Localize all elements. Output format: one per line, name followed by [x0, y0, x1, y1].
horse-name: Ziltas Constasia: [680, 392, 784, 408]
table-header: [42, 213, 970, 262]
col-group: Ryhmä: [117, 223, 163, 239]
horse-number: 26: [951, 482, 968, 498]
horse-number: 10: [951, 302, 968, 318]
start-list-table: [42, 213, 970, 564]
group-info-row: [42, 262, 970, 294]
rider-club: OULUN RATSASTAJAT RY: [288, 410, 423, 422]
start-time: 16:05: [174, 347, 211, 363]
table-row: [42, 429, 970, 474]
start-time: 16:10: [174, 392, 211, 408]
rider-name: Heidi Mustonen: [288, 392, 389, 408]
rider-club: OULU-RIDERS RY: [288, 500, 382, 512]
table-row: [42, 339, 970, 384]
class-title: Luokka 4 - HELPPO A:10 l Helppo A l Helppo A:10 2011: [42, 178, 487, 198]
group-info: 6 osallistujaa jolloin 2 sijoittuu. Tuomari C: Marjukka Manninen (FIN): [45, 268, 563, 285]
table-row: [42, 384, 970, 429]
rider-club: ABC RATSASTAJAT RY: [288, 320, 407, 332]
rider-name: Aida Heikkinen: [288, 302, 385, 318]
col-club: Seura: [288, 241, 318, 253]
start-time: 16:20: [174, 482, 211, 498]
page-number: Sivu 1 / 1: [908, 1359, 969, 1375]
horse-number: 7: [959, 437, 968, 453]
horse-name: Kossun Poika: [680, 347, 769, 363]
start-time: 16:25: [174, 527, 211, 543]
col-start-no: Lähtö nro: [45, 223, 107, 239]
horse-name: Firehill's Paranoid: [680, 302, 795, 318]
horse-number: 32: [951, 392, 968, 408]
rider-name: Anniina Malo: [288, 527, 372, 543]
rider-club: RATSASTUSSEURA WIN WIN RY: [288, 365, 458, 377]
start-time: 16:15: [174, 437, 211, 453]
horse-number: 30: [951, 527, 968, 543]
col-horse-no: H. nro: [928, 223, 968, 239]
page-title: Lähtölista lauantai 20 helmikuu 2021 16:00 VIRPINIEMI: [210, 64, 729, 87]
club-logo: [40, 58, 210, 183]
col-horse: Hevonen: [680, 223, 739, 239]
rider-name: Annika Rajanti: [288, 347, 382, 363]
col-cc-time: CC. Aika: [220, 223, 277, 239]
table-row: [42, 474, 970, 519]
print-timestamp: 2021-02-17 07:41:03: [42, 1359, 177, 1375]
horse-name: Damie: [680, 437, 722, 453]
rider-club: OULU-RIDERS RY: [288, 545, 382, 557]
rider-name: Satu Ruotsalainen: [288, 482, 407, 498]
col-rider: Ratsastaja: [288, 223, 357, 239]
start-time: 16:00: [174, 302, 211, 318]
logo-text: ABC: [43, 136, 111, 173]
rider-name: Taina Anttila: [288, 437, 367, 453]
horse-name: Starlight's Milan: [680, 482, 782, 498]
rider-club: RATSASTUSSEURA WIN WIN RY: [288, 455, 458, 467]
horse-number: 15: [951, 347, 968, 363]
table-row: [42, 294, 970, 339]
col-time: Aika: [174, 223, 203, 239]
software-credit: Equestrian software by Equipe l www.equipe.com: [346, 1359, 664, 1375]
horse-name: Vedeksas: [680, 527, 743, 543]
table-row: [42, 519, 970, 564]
- - -
Required task: Write out every line of the material above word for word, keeping the original order.

Exercise output:
Localize all elements. Output format: one per line, name followed by [x0, y0, x1, y1].
horse-name: Ziltas Constasia: [680, 392, 784, 408]
table-header: [42, 213, 970, 262]
col-group: Ryhmä: [117, 223, 163, 239]
horse-number: 26: [951, 482, 968, 498]
horse-number: 10: [951, 302, 968, 318]
start-list-table: [42, 213, 970, 564]
group-info-row: [42, 262, 970, 294]
rider-club: OULUN RATSASTAJAT RY: [288, 410, 423, 422]
start-time: 16:05: [174, 347, 211, 363]
table-row: [42, 429, 970, 474]
start-time: 16:10: [174, 392, 211, 408]
rider-name: Heidi Mustonen: [288, 392, 389, 408]
rider-club: OULU-RIDERS RY: [288, 500, 382, 512]
table-row: [42, 339, 970, 384]
class-title: Luokka 4 - HELPPO A:10 l Helppo A l Helppo A:10 2011: [42, 178, 487, 198]
group-info: 6 osallistujaa jolloin 2 sijoittuu. Tuomari C: Marjukka Manninen (FIN): [45, 268, 563, 285]
table-row: [42, 384, 970, 429]
rider-club: ABC RATSASTAJAT RY: [288, 320, 407, 332]
rider-name: Aida Heikkinen: [288, 302, 385, 318]
col-club: Seura: [288, 241, 318, 253]
start-time: 16:20: [174, 482, 211, 498]
page-number: Sivu 1 / 1: [908, 1359, 969, 1375]
horse-number: 7: [959, 437, 968, 453]
horse-name: Kossun Poika: [680, 347, 769, 363]
start-time: 16:25: [174, 527, 211, 543]
col-start-no: Lähtö nro: [45, 223, 107, 239]
horse-name: Firehill's Paranoid: [680, 302, 795, 318]
horse-number: 32: [951, 392, 968, 408]
rider-name: Anniina Malo: [288, 527, 372, 543]
rider-club: RATSASTUSSEURA WIN WIN RY: [288, 365, 458, 377]
start-time: 16:15: [174, 437, 211, 453]
horse-number: 30: [951, 527, 968, 543]
col-horse-no: H. nro: [928, 223, 968, 239]
page-title: Lähtölista lauantai 20 helmikuu 2021 16:00 VIRPINIEMI: [210, 64, 729, 87]
club-logo: [40, 58, 210, 183]
col-horse: Hevonen: [680, 223, 739, 239]
rider-name: Annika Rajanti: [288, 347, 382, 363]
col-cc-time: CC. Aika: [220, 223, 277, 239]
table-row: [42, 474, 970, 519]
print-timestamp: 2021-02-17 07:41:03: [42, 1359, 177, 1375]
horse-name: Damie: [680, 437, 722, 453]
rider-club: OULU-RIDERS RY: [288, 545, 382, 557]
rider-name: Satu Ruotsalainen: [288, 482, 407, 498]
col-rider: Ratsastaja: [288, 223, 357, 239]
start-time: 16:00: [174, 302, 211, 318]
logo-text: ABC: [43, 136, 111, 173]
rider-name: Taina Anttila: [288, 437, 367, 453]
horse-name: Starlight's Milan: [680, 482, 782, 498]
rider-club: RATSASTUSSEURA WIN WIN RY: [288, 455, 458, 467]
horse-number: 15: [951, 347, 968, 363]
table-row: [42, 294, 970, 339]
col-time: Aika: [174, 223, 203, 239]
software-credit: Equestrian software by Equipe l www.equipe.com: [346, 1359, 664, 1375]
horse-name: Vedeksas: [680, 527, 743, 543]
table-row: [42, 519, 970, 564]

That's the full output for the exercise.